▸ **INSTRUCCIONES**
1. Cita del texto sobre la internacionalización empresarial el fragmento que comienza en las palabras "El siglo de" y termina tras las palabras "todo el mundo.".
2. Indica con sí o no si cada afirmación concuerda con el texto sobre la internacionalización empresarial, y cita literalmente las palabras del texto que lo deciden: (a) la globalización se retomó con determinación tras la segunda guerra mundial; (b) el factor multicultural suele sobrevalorarse; (c) la mayor expansión internacional de empresas españolas coincidió con el periodo de crisis 2008-2013.

▸ **TEXTO DE ORIGEN**
▬▬▬▬▬▬

El siglo de globalización iniciado tímidamente en la Belle Époque, y retomado con determinación tras la segunda guerra mundial, ha extendido la internacionalización como modelo empresarial de crecimiento en todo el mundo.

Pese a ser una práctica común, no está exenta de riesgos, origen a su vez de numerosos fracasos. Éstos suelen pasar inadvertidos tras la publicidad que disfrutan los casos de éxito, recurso de manual para los departamentos de marketing en tiempos donde el parecer se impone al ser. Entre los riesgos iniciales destacan el factor tiempo, la inversión estimada y la ejecución de operaciones. El primero suele presentar desviaciones que, a su vez, retroalimentan el segundo, mientras que en el tercero influyen múltiples factores. Predominan una persona inapropiada liderando el proceso, una errónea estimación de medios, o la recurrente proyección de recetas locales que resultan infructuosas en destino. Acontece que el factor multicultural se antoja tan crucial como infravalorado e imprevisible.

Si hace unos meses planteábamos qué requisitos son indispensables en el artículo “Retos de la internacionalización empresarial”, procede ahora abordar qué motivaciones la originan. Antes de tomar una decisión que marque el futuro de la empresa, el impulsor debe preguntarse si responde al deseo de crecer en un ciclo expansivo, a aprovechar una oportunidad detectada o al bote salvavidas que ha de rescatar a la tripulación de una tormenta. Salvo raras excepciones, sólo en los dos primeros considerandos se podrá garantizar la constancia en la inversión, afrontar los imprevistos que acontezcan y una toma de decisiones coherente con la estrategia previamente definida. Una conditio sine qua non que, no obstante, no siempre se cumple.

Toda empresa es ella y sus circunstancias, por lo que algunas internacionalizaciones responden a una apuesta doble o nada para recuperar la salud perdida por no invertir en innovación, una gestión mediocre, una crisis del sector, un estancamiento acomodado, una pérdida de competitividad, una ineficiente gestión de talento, o cualquier combinación de estas causas. En estas condiciones resulta difícil garantizar ese compromiso de inversión y tiempo que afronte las dificultades previstas e imprevistas que, inevitablemente, surgirán. Decía Benjamin Franklin que “la necesidad nunca hizo un buen negocio”, y sin embargo, para contrariar todo el argumentario, la mayor expansión y consolidación internacional de empresas Españolas coincidió con el periodo de crisis 2008-2013. ¿Cómo es posible?

▬▬▬▬▬▬

▸ **MATERIAL PROPORCIONADO**
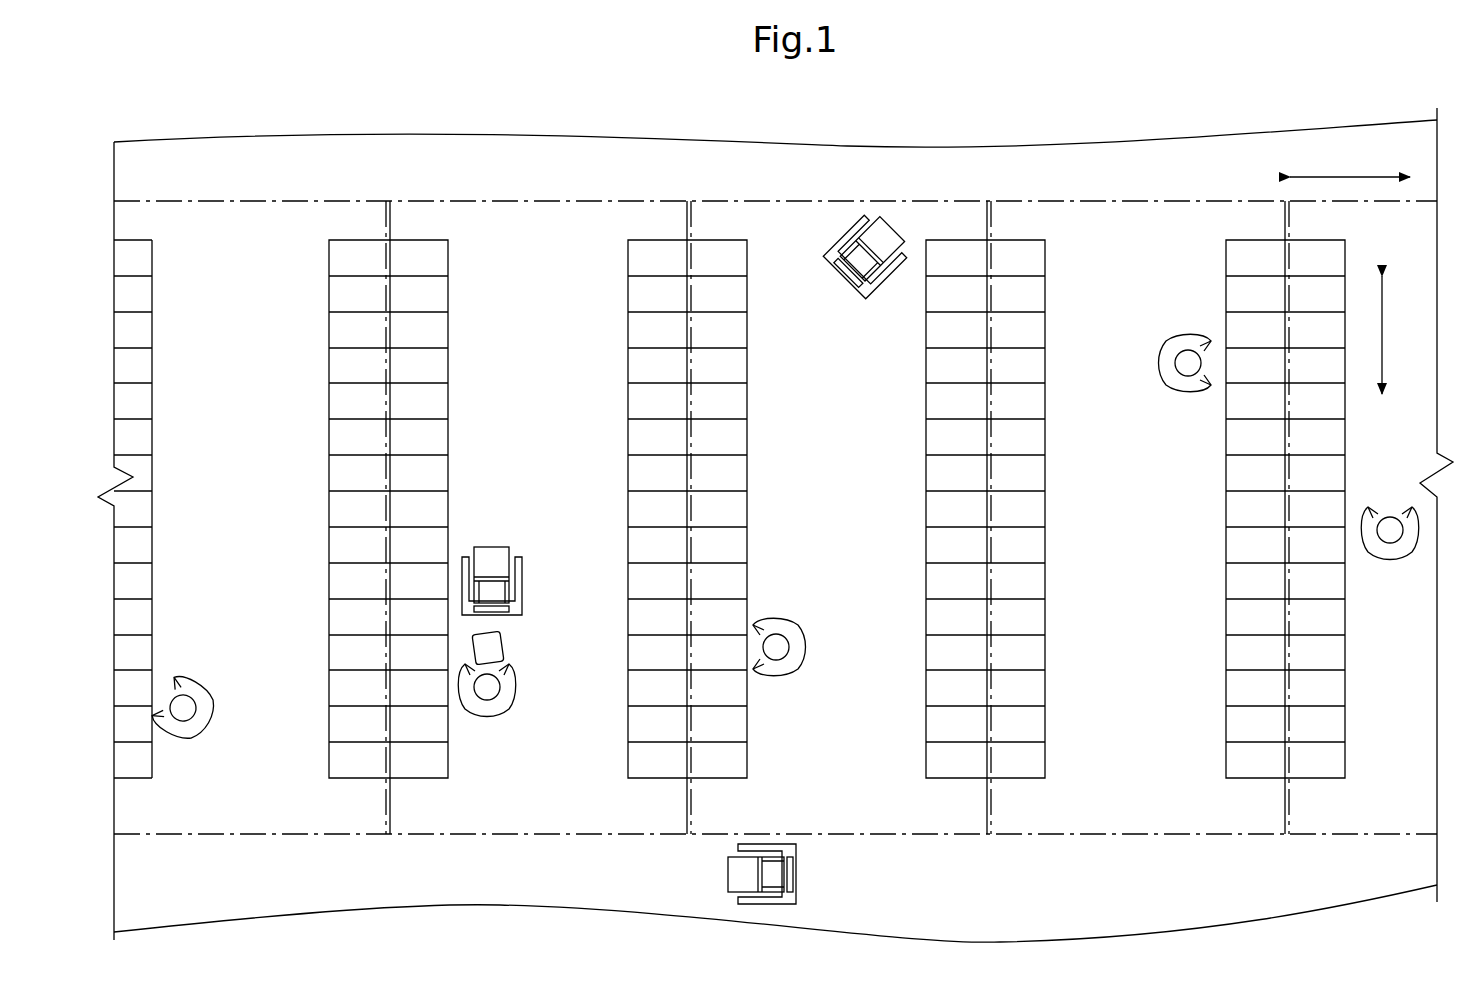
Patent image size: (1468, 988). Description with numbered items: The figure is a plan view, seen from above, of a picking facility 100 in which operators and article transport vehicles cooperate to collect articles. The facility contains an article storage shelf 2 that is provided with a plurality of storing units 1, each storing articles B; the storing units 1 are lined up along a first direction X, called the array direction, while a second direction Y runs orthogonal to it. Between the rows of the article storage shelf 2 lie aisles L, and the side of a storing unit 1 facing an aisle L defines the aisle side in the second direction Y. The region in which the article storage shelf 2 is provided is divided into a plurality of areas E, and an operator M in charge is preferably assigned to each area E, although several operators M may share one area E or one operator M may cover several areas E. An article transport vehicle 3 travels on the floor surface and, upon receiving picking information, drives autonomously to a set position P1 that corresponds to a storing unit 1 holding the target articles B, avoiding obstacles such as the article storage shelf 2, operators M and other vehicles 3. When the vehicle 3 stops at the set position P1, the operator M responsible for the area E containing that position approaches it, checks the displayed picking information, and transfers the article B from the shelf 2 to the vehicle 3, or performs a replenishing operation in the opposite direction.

▬▬▬▬▬▬

▸ **RESPUESTAS DEL EJERCICIO**
1.
El siglo de globalización iniciado tímidamente en la Belle Époque, y retomado con determinación tras la segunda guerra mundial, ha extendido la internacionalización como modelo empresarial de crecimiento en todo el mundo.

2.
(a) Sí: "retomado con determinación tras la segunda guerra mundial".
(b) No: "el factor multicultural se antoja tan crucial como infravalorado e imprevisible".
(c) Sí: "la mayor expansión y consolidación internacional de empresas Españolas coincidió con el periodo de crisis 2008-2013".